- _Short task_
Produce the listing below again, exactly as shown.

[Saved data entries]

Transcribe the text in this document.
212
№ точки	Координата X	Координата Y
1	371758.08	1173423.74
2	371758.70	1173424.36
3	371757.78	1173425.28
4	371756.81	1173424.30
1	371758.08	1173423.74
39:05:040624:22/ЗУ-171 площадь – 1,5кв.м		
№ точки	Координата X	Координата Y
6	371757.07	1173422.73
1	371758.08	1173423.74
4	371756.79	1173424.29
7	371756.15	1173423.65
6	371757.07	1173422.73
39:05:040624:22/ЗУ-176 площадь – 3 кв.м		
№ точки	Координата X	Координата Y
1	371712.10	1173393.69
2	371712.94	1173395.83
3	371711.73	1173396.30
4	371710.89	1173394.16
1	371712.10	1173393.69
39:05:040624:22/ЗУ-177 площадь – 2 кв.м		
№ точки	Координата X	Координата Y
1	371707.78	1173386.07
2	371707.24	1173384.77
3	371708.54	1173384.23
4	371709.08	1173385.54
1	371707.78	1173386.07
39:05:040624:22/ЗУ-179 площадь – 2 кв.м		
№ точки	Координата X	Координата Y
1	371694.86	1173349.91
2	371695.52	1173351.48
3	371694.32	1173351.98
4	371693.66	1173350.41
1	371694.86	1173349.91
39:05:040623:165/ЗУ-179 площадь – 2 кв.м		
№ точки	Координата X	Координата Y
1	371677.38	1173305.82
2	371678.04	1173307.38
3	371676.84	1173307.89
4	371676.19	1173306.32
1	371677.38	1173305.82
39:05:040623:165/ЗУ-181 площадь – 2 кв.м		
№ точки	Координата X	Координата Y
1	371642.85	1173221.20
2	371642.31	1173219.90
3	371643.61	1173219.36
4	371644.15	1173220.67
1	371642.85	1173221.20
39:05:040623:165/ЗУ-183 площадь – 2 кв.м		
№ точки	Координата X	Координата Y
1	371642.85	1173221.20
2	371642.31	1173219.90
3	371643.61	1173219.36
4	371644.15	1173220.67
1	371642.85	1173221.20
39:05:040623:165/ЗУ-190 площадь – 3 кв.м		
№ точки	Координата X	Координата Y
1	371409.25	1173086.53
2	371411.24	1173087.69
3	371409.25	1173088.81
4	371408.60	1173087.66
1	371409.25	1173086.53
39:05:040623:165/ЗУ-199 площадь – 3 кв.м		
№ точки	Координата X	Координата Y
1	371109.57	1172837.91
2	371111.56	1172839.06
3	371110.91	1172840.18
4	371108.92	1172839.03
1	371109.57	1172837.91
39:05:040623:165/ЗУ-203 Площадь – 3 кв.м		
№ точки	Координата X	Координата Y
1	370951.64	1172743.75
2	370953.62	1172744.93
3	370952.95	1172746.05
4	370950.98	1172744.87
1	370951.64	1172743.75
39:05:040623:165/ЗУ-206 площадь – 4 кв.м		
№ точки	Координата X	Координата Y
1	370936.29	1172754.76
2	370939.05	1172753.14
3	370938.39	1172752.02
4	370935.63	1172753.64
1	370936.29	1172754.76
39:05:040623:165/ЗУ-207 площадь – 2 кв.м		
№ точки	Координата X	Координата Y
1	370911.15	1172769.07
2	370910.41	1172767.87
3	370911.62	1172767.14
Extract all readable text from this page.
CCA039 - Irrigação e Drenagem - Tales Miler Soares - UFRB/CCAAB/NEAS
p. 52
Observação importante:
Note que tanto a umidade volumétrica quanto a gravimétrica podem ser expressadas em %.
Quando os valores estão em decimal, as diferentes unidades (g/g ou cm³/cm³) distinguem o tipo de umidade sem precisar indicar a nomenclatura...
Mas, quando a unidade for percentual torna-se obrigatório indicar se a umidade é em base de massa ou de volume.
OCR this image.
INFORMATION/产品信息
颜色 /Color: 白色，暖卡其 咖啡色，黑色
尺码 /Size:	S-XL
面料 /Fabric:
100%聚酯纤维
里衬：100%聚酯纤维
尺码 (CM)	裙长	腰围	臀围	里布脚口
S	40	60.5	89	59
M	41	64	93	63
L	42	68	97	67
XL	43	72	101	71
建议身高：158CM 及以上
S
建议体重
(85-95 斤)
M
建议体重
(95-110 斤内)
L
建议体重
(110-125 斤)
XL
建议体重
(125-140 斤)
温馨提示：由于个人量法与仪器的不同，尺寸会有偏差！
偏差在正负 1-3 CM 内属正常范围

- _Right answer_
Transcribe the text in this document.
212
№ точки	Координата X	Координата Y
1	371758.08	1173423.74
2	371758.70	1173424.36
3	371757.78	1173425.28
4	371756.81	1173424.30
1	371758.08	1173423.74
39:05:040624:22/ЗУ-171 площадь – 1,5кв.м		
№ точки	Координата X	Координата Y
6	371757.07	1173422.73
1	371758.08	1173423.74
4	371756.79	1173424.29
7	371756.15	1173423.65
6	371757.07	1173422.73
39:05:040624:22/ЗУ-176 площадь – 3 кв.м		
№ точки	Координата X	Координата Y
1	371712.10	1173393.69
2	371712.94	1173395.83
3	371711.73	1173396.30
4	371710.89	1173394.16
1	371712.10	1173393.69
39:05:040624:22/ЗУ-177 площадь – 2 кв.м		
№ точки	Координата X	Координата Y
1	371707.78	1173386.07
2	371707.24	1173384.77
3	371708.54	1173384.23
4	371709.08	1173385.54
1	371707.78	1173386.07
39:05:040624:22/ЗУ-179 площадь – 2 кв.м		
№ точки	Координата X	Координата Y
1	371694.86	1173349.91
2	371695.52	1173351.48
3	371694.32	1173351.98
4	371693.66	1173350.41
1	371694.86	1173349.91
39:05:040623:165/ЗУ-179 площадь – 2 кв.м		
№ точки	Координата X	Координата Y
1	371677.38	1173305.82
2	371678.04	1173307.38
3	371676.84	1173307.89
4	371676.19	1173306.32
1	371677.38	1173305.82
39:05:040623:165/ЗУ-181 площадь – 2 кв.м		
№ точки	Координата X	Координата Y
1	371642.85	1173221.20
2	371642.31	1173219.90
3	371643.61	1173219.36
4	371644.15	1173220.67
1	371642.85	1173221.20
39:05:040623:165/ЗУ-183 площадь – 2 кв.м		
№ точки	Координата X	Координата Y
1	371642.85	1173221.20
2	371642.31	1173219.90
3	371643.61	1173219.36
4	371644.15	1173220.67
1	371642.85	1173221.20
39:05:040623:165/ЗУ-190 площадь – 3 кв.м		
№ точки	Координата X	Координата Y
1	371409.25	1173086.53
2	371411.24	1173087.69
3	371409.25	1173088.81
4	371408.60	1173087.66
1	371409.25	1173086.53
39:05:040623:165/ЗУ-199 площадь – 3 кв.м		
№ точки	Координата X	Координата Y
1	371109.57	1172837.91
2	371111.56	1172839.06
3	371110.91	1172840.18
4	371108.92	1172839.03
1	371109.57	1172837.91
39:05:040623:165/ЗУ-203 Площадь – 3 кв.м		
№ точки	Координата X	Координата Y
1	370951.64	1172743.75
2	370953.62	1172744.93
3	370952.95	1172746.05
4	370950.98	1172744.87
1	370951.64	1172743.75
39:05:040623:165/ЗУ-206 площадь – 4 кв.м		
№ точки	Координата X	Координата Y
1	370936.29	1172754.76
2	370939.05	1172753.14
3	370938.39	1172752.02
4	370935.63	1172753.64
1	370936.29	1172754.76
39:05:040623:165/ЗУ-207 площадь – 2 кв.м		
№ точки	Координата X	Координата Y
1	370911.15	1172769.07
2	370910.41	1172767.87
3	370911.62	1172767.14
Extract all readable text from this page.
CCA039 - Irrigação e Drenagem - Tales Miler Soares - UFRB/CCAAB/NEAS
p. 52
Observação importante:
Note que tanto a umidade volumétrica quanto a gravimétrica podem ser expressadas em %.
Quando os valores estão em decimal, as diferentes unidades (g/g ou cm³/cm³) distinguem o tipo de umidade sem precisar indicar a nomenclatura...
Mas, quando a unidade for percentual torna-se obrigatório indicar se a umidade é em base de massa ou de volume.
OCR this image.
INFORMATION/产品信息
颜色 /Color: 白色，暖卡其 咖啡色，黑色
尺码 /Size:	S-XL
面料 /Fabric:
100%聚酯纤维
里衬：100%聚酯纤维
尺码 (CM)	裙长	腰围	臀围	里布脚口
S	40	60.5	89	59
M	41	64	93	63
L	42	68	97	67
XL	43	72	101	71
建议身高：158CM 及以上
S
建议体重
(85-95 斤)
M
建议体重
(95-110 斤内)
L
建议体重
(110-125 斤)
XL
建议体重
(125-140 斤)
温馨提示：由于个人量法与仪器的不同，尺寸会有偏差！
偏差在正负 1-3 CM 内属正常范围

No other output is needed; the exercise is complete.